YOUR TASKS:
1 – In the passage about BlackRock's Ethereum ETF, on what date was the iShares Ethereum Trust formally verified?
2 – Name every organization mentioned in the passage about BlackRock's Ethereum ETF.
3 – Carry on the passage about BlackRock's Ethereum ETF, picking up after its final sentence.

SELECTED EXTRACT:
BlackRock has maintained that there is no justification for the U.S. Securities and Exchange Commission (SEC) to handle exchange-traded funds (ETFs) for cryptocurrency futures any differently than it does for spot-crypto ETFs. The ‘iShares Ethereum Trust,’ the company’s plan for an Ethereum (ETH) ETF, was formally verified on November 9th, after Nasdaq’s submission of the 19b-4 application form to the SEC on behalf of BlackRock. BlackRock questioned the SEC’s handling of spot cryptocurrency exchange-traded funds (ETFs) in its application, claiming that the agency misrepresented futures and spot ETFs in order to justify consistently rejecting these applications.

GIVEN DATA:

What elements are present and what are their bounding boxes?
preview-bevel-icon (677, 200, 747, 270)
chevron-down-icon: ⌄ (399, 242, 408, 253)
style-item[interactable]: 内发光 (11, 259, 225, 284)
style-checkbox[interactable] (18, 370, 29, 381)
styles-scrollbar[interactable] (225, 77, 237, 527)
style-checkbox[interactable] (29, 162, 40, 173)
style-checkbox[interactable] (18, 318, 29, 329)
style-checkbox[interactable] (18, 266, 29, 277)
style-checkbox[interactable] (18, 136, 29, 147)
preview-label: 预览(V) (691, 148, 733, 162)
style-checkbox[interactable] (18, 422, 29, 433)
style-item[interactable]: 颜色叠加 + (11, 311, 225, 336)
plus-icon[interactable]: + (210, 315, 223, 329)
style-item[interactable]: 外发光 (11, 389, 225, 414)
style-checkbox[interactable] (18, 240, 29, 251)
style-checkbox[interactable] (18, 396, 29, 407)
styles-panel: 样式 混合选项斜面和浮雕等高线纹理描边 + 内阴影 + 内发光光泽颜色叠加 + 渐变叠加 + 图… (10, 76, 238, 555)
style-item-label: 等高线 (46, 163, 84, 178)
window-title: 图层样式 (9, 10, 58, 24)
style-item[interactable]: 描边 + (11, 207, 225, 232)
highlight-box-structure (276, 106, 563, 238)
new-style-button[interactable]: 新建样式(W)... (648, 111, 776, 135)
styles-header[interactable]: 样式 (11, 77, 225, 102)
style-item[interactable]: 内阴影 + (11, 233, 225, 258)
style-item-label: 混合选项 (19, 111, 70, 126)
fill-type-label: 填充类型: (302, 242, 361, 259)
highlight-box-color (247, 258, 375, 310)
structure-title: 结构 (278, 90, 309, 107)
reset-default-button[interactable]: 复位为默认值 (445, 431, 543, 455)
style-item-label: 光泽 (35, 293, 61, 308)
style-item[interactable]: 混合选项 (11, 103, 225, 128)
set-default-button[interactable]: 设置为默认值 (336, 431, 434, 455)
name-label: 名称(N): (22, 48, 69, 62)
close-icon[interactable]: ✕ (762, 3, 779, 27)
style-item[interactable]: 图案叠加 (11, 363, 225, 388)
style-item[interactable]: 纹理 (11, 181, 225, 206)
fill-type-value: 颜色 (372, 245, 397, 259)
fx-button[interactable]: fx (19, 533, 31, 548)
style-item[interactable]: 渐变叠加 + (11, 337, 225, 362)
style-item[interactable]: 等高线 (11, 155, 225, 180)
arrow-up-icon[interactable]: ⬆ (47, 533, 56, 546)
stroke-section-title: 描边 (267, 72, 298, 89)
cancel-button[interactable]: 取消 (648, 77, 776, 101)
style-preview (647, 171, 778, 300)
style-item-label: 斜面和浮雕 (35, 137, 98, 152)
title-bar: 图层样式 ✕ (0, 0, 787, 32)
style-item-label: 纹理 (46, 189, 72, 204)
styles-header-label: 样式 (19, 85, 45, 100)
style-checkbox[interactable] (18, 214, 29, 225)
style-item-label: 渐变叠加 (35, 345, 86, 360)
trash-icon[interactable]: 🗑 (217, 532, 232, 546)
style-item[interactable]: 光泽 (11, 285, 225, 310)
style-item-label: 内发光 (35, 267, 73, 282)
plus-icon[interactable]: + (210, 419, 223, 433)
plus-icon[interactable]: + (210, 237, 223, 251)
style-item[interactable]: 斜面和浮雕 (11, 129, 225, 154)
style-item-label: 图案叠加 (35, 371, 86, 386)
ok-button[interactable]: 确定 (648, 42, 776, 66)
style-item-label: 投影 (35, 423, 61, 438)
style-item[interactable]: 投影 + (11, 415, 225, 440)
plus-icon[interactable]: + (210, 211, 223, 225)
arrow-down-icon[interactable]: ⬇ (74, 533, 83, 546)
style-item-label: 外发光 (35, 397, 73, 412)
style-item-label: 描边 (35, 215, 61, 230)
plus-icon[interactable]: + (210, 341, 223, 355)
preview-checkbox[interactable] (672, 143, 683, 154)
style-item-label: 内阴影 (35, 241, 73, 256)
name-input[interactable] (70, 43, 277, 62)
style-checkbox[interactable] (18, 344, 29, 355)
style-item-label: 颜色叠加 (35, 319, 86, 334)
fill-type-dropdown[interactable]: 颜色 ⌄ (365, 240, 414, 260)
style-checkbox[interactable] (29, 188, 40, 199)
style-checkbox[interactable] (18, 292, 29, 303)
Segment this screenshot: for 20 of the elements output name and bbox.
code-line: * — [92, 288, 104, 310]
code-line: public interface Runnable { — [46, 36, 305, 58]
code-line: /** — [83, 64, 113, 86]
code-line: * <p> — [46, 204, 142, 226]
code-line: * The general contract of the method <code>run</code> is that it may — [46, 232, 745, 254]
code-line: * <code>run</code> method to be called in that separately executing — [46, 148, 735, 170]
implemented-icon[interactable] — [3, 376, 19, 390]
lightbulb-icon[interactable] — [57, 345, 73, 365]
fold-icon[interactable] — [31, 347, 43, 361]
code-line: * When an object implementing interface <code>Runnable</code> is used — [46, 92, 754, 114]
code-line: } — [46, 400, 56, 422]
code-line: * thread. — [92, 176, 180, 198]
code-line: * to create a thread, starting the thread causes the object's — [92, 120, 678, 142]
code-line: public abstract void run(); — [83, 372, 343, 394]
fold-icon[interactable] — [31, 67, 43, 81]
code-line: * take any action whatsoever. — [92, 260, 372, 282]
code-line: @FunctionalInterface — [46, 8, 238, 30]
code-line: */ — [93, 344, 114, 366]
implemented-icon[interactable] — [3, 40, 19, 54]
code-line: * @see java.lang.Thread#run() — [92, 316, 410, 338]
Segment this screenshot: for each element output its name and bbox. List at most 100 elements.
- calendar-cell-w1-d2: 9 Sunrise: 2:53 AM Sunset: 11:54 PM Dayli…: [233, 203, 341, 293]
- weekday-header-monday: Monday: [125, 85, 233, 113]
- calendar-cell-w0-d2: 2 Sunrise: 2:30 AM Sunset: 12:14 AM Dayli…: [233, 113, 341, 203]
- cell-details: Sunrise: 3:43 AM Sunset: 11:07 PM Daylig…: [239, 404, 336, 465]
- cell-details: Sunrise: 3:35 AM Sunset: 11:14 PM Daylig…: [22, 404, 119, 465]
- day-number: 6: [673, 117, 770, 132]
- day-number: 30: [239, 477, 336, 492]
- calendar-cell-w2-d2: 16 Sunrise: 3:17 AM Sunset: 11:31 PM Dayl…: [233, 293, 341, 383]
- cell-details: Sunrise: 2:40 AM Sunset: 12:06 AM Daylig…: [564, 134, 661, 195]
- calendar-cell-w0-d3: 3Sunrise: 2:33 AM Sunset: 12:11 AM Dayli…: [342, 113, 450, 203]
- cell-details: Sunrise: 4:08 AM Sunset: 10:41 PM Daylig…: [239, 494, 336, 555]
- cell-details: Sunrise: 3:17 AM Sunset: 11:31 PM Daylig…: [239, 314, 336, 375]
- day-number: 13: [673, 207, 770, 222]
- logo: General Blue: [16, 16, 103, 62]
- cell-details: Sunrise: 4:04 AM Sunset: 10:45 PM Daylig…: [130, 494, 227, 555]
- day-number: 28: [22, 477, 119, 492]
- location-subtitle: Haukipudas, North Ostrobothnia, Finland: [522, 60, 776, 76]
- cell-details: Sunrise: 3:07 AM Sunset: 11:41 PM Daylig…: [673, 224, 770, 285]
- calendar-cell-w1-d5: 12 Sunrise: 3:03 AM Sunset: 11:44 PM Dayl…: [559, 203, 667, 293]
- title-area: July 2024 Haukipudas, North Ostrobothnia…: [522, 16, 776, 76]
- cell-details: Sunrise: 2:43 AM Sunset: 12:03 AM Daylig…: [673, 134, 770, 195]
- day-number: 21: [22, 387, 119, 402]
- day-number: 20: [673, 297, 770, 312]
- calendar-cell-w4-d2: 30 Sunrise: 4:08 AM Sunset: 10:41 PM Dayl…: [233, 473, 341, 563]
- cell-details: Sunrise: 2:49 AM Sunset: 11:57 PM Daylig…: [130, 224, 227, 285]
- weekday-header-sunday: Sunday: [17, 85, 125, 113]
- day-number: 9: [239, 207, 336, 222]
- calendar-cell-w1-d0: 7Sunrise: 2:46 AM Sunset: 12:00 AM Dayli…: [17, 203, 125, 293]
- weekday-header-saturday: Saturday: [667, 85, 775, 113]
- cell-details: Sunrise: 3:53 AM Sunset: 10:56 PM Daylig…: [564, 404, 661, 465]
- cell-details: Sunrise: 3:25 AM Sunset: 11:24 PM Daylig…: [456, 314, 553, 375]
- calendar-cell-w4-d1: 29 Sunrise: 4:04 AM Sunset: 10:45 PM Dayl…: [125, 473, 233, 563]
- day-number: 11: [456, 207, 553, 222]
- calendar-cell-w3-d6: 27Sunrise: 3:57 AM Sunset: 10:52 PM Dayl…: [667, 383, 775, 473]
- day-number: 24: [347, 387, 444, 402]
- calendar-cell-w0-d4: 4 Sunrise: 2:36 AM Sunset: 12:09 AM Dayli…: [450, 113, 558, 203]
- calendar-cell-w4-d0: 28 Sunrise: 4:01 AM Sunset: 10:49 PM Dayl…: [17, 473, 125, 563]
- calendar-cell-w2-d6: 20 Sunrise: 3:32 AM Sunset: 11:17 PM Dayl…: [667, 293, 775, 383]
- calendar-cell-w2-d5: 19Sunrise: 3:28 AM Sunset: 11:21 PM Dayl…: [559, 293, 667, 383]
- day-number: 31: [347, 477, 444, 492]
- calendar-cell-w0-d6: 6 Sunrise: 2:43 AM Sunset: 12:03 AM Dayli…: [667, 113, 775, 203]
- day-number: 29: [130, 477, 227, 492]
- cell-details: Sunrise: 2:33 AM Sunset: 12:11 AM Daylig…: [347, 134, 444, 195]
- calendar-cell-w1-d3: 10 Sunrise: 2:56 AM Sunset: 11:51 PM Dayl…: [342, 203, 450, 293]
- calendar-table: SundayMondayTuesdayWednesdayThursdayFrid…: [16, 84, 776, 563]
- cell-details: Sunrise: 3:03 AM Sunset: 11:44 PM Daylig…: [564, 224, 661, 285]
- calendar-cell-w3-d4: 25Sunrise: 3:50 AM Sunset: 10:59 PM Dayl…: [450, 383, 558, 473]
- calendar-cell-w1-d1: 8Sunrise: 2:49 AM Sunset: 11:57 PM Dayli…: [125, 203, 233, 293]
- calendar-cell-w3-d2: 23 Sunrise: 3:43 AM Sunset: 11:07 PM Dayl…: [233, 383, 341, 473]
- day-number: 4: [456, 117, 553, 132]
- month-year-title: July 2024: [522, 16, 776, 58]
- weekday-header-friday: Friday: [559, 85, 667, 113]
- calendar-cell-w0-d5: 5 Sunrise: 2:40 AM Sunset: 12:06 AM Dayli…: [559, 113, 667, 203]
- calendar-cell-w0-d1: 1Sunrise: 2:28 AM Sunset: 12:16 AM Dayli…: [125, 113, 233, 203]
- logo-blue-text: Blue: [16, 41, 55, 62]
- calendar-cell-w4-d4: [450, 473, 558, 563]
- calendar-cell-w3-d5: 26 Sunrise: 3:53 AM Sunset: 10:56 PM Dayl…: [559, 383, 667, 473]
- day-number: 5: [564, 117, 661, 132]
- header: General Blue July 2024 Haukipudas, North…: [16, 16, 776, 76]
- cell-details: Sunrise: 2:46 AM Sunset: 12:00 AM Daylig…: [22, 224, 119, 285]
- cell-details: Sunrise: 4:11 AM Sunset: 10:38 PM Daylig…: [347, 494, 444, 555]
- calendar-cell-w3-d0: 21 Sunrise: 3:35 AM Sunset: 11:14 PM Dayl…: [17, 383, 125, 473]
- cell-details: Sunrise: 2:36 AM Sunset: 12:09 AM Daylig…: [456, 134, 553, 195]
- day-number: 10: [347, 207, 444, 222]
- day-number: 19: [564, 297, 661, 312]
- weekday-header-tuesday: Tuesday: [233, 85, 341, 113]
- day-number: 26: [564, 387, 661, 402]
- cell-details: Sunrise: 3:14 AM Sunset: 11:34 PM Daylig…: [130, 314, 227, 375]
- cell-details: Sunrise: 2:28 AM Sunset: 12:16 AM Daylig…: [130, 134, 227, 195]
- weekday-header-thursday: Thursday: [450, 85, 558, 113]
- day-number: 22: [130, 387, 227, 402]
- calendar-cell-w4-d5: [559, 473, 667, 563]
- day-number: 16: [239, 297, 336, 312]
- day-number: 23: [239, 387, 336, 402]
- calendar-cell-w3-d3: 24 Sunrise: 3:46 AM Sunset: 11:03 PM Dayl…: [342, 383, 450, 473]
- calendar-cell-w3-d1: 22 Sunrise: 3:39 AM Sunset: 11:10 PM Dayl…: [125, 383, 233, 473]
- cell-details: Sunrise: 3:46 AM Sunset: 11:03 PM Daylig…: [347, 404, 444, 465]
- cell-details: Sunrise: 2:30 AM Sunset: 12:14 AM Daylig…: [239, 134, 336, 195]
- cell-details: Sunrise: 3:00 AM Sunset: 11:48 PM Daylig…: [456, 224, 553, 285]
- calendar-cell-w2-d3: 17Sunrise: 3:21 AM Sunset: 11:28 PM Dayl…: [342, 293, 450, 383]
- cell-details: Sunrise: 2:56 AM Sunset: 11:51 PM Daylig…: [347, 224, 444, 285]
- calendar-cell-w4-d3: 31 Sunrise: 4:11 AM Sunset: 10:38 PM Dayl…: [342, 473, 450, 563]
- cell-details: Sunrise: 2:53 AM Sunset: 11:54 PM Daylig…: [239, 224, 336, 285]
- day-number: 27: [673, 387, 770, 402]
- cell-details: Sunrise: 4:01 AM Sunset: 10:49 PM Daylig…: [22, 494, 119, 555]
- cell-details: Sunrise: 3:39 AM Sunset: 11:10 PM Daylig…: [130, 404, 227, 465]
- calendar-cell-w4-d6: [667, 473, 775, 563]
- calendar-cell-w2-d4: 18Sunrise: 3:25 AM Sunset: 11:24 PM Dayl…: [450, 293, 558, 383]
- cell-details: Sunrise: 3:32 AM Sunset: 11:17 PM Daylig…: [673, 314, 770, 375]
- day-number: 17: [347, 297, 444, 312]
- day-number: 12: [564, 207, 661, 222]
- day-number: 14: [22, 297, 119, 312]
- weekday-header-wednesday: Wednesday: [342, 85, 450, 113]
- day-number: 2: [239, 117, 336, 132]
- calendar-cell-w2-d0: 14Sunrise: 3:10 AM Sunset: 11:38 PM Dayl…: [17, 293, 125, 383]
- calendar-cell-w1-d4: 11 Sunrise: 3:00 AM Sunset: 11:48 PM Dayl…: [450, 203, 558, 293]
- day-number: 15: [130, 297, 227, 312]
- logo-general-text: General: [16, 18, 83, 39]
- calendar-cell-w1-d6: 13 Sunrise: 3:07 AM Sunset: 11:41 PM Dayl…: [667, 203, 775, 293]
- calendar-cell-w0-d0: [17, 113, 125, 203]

RESPONSES TO THE TASKS:
1 – November 9th

2 – BlackRock, the U.S. Securities and Exchange Commission (SEC), Nasdaq

3 –
While the SEC has granted multiple crypto futures ETFs, it has not yet accepted a single spot-crypto ETF proposal. The securities commission has stated that this is because, under the 1940 Act, crypto futures ETFs are purportedly subject to better oversight and consumer protections than spot crypto ETFs, which are governed under the 1933 Act. Furthermore, it seems that the SEC prefers regulation and surveillance-sharing agreements to the digital asset futures market offered by the Chicago Mercantile Exchange (CME). BlackRock contends that the 1940 Act imposes “certain restrictions on ETFs and ETF sponsors,” not the underlying assets of the ETFs, hence the SEC’s preference for it is irrelevant in this context.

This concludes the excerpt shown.